┌──

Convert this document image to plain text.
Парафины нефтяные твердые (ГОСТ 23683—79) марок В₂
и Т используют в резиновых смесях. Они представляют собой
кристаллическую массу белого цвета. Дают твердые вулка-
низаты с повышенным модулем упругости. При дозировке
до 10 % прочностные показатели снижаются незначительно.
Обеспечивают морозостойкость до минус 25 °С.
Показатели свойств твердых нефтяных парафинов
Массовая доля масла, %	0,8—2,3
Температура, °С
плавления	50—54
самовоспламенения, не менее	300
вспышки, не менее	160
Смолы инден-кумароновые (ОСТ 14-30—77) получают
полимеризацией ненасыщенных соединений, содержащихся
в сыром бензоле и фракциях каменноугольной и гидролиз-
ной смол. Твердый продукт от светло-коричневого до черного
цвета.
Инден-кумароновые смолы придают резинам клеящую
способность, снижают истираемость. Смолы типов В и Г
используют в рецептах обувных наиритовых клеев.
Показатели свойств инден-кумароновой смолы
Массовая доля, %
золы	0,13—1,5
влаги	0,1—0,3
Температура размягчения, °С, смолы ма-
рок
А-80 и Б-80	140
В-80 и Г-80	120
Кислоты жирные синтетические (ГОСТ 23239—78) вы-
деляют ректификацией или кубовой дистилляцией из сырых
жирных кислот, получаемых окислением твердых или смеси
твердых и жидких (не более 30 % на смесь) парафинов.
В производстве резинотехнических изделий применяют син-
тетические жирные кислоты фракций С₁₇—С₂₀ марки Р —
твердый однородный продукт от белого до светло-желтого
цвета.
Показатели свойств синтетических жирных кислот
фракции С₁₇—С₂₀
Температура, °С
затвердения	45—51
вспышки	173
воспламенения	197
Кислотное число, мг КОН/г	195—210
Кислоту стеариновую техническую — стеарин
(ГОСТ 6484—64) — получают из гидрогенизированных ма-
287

└──

Every record above should be output exactly.

→ Response to this exercise:
Convert this document image to plain text.
Парафины нефтяные твердые (ГОСТ 23683—79) марок В₂
и Т используют в резиновых смесях. Они представляют собой
кристаллическую массу белого цвета. Дают твердые вулка-
низаты с повышенным модулем упругости. При дозировке
до 10 % прочностные показатели снижаются незначительно.
Обеспечивают морозостойкость до минус 25 °С.
Показатели свойств твердых нефтяных парафинов
Массовая доля масла, %	0,8—2,3
Температура, °С
плавления	50—54
самовоспламенения, не менее	300
вспышки, не менее	160
Смолы инден-кумароновые (ОСТ 14-30—77) получают
полимеризацией ненасыщенных соединений, содержащихся
в сыром бензоле и фракциях каменноугольной и гидролиз-
ной смол. Твердый продукт от светло-коричневого до черного
цвета.
Инден-кумароновые смолы придают резинам клеящую
способность, снижают истираемость. Смолы типов В и Г
используют в рецептах обувных наиритовых клеев.
Показатели свойств инден-кумароновой смолы
Массовая доля, %
золы	0,13—1,5
влаги	0,1—0,3
Температура размягчения, °С, смолы ма-
рок
А-80 и Б-80	140
В-80 и Г-80	120
Кислоты жирные синтетические (ГОСТ 23239—78) вы-
деляют ректификацией или кубовой дистилляцией из сырых
жирных кислот, получаемых окислением твердых или смеси
твердых и жидких (не более 30 % на смесь) парафинов.
В производстве резинотехнических изделий применяют син-
тетические жирные кислоты фракций С₁₇—С₂₀ марки Р —
твердый однородный продукт от белого до светло-желтого
цвета.
Показатели свойств синтетических жирных кислот
фракции С₁₇—С₂₀
Температура, °С
затвердения	45—51
вспышки	173
воспламенения	197
Кислотное число, мг КОН/г	195—210
Кислоту стеариновую техническую — стеарин
(ГОСТ 6484—64) — получают из гидрогенизированных ма-
287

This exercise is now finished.